## YOUR OBJECTIVE
Below is a set of records; print all of them exactly as written.

(Stored records)
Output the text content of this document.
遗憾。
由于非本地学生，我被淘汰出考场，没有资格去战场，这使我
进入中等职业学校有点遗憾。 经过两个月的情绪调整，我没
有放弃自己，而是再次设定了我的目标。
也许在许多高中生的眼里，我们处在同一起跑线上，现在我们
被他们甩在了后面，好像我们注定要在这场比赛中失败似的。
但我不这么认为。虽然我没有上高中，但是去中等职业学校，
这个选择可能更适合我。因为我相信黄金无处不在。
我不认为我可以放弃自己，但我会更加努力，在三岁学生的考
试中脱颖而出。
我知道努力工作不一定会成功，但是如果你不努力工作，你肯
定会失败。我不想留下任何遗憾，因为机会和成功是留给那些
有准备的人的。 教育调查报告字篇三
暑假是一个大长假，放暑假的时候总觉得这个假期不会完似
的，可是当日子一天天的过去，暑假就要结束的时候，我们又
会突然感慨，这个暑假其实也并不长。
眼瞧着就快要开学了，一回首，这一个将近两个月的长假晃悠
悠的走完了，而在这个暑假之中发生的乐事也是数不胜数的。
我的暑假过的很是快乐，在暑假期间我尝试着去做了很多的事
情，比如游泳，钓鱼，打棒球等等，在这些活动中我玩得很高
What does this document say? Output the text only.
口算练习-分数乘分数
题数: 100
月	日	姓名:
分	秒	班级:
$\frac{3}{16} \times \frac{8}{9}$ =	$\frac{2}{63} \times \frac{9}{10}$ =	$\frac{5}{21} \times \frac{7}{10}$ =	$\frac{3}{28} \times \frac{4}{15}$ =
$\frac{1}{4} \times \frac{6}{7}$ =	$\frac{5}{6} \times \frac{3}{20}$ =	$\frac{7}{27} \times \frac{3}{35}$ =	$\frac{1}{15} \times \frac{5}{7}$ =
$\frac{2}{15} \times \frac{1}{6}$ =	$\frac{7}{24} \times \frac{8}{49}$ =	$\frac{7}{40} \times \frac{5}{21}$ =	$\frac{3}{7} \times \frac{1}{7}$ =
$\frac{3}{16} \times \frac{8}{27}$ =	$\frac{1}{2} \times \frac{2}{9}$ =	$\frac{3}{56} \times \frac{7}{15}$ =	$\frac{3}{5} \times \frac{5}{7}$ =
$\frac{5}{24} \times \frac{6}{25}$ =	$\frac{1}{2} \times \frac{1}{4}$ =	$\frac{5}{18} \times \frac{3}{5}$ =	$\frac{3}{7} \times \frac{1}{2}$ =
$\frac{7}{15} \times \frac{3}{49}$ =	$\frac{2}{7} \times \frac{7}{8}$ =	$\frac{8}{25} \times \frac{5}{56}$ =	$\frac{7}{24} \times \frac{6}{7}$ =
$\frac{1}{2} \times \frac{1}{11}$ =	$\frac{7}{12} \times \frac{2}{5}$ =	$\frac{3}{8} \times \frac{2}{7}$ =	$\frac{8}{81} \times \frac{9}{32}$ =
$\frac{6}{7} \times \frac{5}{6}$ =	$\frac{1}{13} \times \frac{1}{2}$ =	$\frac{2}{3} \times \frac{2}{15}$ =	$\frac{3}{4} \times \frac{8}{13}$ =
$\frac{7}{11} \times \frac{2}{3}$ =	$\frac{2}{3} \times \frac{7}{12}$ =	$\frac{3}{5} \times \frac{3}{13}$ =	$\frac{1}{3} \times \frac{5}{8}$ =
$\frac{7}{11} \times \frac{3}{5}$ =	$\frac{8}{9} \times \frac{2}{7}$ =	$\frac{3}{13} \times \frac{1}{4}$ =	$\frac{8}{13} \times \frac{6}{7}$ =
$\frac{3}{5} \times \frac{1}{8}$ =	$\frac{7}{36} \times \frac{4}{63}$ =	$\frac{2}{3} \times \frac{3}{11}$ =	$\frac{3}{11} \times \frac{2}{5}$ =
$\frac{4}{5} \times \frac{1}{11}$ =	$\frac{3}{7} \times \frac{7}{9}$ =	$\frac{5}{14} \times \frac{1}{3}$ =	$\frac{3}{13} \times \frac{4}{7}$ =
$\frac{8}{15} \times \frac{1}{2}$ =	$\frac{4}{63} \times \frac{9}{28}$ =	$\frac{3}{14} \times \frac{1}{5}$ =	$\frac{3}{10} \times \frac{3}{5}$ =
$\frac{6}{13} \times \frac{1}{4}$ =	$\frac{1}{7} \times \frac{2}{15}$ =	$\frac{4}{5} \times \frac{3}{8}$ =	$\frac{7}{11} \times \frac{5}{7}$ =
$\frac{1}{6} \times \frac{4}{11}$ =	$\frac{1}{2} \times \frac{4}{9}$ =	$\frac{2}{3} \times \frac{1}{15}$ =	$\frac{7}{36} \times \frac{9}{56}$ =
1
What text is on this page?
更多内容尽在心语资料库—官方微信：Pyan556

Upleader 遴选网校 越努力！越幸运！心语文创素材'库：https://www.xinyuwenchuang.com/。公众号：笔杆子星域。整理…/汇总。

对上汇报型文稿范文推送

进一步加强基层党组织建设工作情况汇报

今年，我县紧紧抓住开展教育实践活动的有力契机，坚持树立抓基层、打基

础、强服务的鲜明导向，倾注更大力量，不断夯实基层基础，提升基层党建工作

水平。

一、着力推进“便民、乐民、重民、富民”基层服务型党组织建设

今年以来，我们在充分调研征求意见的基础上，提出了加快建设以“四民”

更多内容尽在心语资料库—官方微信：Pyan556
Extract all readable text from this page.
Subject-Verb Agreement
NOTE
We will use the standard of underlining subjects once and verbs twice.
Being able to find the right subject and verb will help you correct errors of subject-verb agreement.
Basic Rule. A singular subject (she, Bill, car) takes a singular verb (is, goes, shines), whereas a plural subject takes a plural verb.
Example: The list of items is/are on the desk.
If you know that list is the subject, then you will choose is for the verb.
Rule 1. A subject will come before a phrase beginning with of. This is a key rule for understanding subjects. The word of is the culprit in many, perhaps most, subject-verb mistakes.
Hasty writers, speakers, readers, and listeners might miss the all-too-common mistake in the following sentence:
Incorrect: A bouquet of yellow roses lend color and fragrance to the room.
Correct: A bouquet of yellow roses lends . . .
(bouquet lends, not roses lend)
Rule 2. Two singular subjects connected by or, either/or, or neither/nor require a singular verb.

## SOLUTION TO THIS TASK
Output the text content of this document.
遗憾。
由于非本地学生，我被淘汰出考场，没有资格去战场，这使我
进入中等职业学校有点遗憾。 经过两个月的情绪调整，我没
有放弃自己，而是再次设定了我的目标。
也许在许多高中生的眼里，我们处在同一起跑线上，现在我们
被他们甩在了后面，好像我们注定要在这场比赛中失败似的。
但我不这么认为。虽然我没有上高中，但是去中等职业学校，
这个选择可能更适合我。因为我相信黄金无处不在。
我不认为我可以放弃自己，但我会更加努力，在三岁学生的考
试中脱颖而出。
我知道努力工作不一定会成功，但是如果你不努力工作，你肯
定会失败。我不想留下任何遗憾，因为机会和成功是留给那些
有准备的人的。 教育调查报告字篇三
暑假是一个大长假，放暑假的时候总觉得这个假期不会完似
的，可是当日子一天天的过去，暑假就要结束的时候，我们又
会突然感慨，这个暑假其实也并不长。
眼瞧着就快要开学了，一回首，这一个将近两个月的长假晃悠
悠的走完了，而在这个暑假之中发生的乐事也是数不胜数的。
我的暑假过的很是快乐，在暑假期间我尝试着去做了很多的事
情，比如游泳，钓鱼，打棒球等等，在这些活动中我玩得很高
What does this document say? Output the text only.
口算练习-分数乘分数
题数: 100
月	日	姓名:
分	秒	班级:
$\frac{3}{16} \times \frac{8}{9}$ =	$\frac{2}{63} \times \frac{9}{10}$ =	$\frac{5}{21} \times \frac{7}{10}$ =	$\frac{3}{28} \times \frac{4}{15}$ =
$\frac{1}{4} \times \frac{6}{7}$ =	$\frac{5}{6} \times \frac{3}{20}$ =	$\frac{7}{27} \times \frac{3}{35}$ =	$\frac{1}{15} \times \frac{5}{7}$ =
$\frac{2}{15} \times \frac{1}{6}$ =	$\frac{7}{24} \times \frac{8}{49}$ =	$\frac{7}{40} \times \frac{5}{21}$ =	$\frac{3}{7} \times \frac{1}{7}$ =
$\frac{3}{16} \times \frac{8}{27}$ =	$\frac{1}{2} \times \frac{2}{9}$ =	$\frac{3}{56} \times \frac{7}{15}$ =	$\frac{3}{5} \times \frac{5}{7}$ =
$\frac{5}{24} \times \frac{6}{25}$ =	$\frac{1}{2} \times \frac{1}{4}$ =	$\frac{5}{18} \times \frac{3}{5}$ =	$\frac{3}{7} \times \frac{1}{2}$ =
$\frac{7}{15} \times \frac{3}{49}$ =	$\frac{2}{7} \times \frac{7}{8}$ =	$\frac{8}{25} \times \frac{5}{56}$ =	$\frac{7}{24} \times \frac{6}{7}$ =
$\frac{1}{2} \times \frac{1}{11}$ =	$\frac{7}{12} \times \frac{2}{5}$ =	$\frac{3}{8} \times \frac{2}{7}$ =	$\frac{8}{81} \times \frac{9}{32}$ =
$\frac{6}{7} \times \frac{5}{6}$ =	$\frac{1}{13} \times \frac{1}{2}$ =	$\frac{2}{3} \times \frac{2}{15}$ =	$\frac{3}{4} \times \frac{8}{13}$ =
$\frac{7}{11} \times \frac{2}{3}$ =	$\frac{2}{3} \times \frac{7}{12}$ =	$\frac{3}{5} \times \frac{3}{13}$ =	$\frac{1}{3} \times \frac{5}{8}$ =
$\frac{7}{11} \times \frac{3}{5}$ =	$\frac{8}{9} \times \frac{2}{7}$ =	$\frac{3}{13} \times \frac{1}{4}$ =	$\frac{8}{13} \times \frac{6}{7}$ =
$\frac{3}{5} \times \frac{1}{8}$ =	$\frac{7}{36} \times \frac{4}{63}$ =	$\frac{2}{3} \times \frac{3}{11}$ =	$\frac{3}{11} \times \frac{2}{5}$ =
$\frac{4}{5} \times \frac{1}{11}$ =	$\frac{3}{7} \times \frac{7}{9}$ =	$\frac{5}{14} \times \frac{1}{3}$ =	$\frac{3}{13} \times \frac{4}{7}$ =
$\frac{8}{15} \times \frac{1}{2}$ =	$\frac{4}{63} \times \frac{9}{28}$ =	$\frac{3}{14} \times \frac{1}{5}$ =	$\frac{3}{10} \times \frac{3}{5}$ =
$\frac{6}{13} \times \frac{1}{4}$ =	$\frac{1}{7} \times \frac{2}{15}$ =	$\frac{4}{5} \times \frac{3}{8}$ =	$\frac{7}{11} \times \frac{5}{7}$ =
$\frac{1}{6} \times \frac{4}{11}$ =	$\frac{1}{2} \times \frac{4}{9}$ =	$\frac{2}{3} \times \frac{1}{15}$ =	$\frac{7}{36} \times \frac{9}{56}$ =
1
What text is on this page?
更多内容尽在心语资料库—官方微信：Pyan556

Upleader 遴选网校 越努力！越幸运！心语文创素材'库：https://www.xinyuwenchuang.com/。公众号：笔杆子星域。整理…/汇总。

对上汇报型文稿范文推送

进一步加强基层党组织建设工作情况汇报

今年，我县紧紧抓住开展教育实践活动的有力契机，坚持树立抓基层、打基

础、强服务的鲜明导向，倾注更大力量，不断夯实基层基础，提升基层党建工作

水平。

一、着力推进“便民、乐民、重民、富民”基层服务型党组织建设

今年以来，我们在充分调研征求意见的基础上，提出了加快建设以“四民”

更多内容尽在心语资料库—官方微信：Pyan556
Extract all readable text from this page.
Subject-Verb Agreement
NOTE
We will use the standard of underlining subjects once and verbs twice.
Being able to find the right subject and verb will help you correct errors of subject-verb agreement.
Basic Rule. A singular subject (she, Bill, car) takes a singular verb (is, goes, shines), whereas a plural subject takes a plural verb.
Example: The list of items is/are on the desk.
If you know that list is the subject, then you will choose is for the verb.
Rule 1. A subject will come before a phrase beginning with of. This is a key rule for understanding subjects. The word of is the culprit in many, perhaps most, subject-verb mistakes.
Hasty writers, speakers, readers, and listeners might miss the all-too-common mistake in the following sentence:
Incorrect: A bouquet of yellow roses lend color and fragrance to the room.
Correct: A bouquet of yellow roses lends . . .
(bouquet lends, not roses lend)
Rule 2. Two singular subjects connected by or, either/or, or neither/nor require a singular verb.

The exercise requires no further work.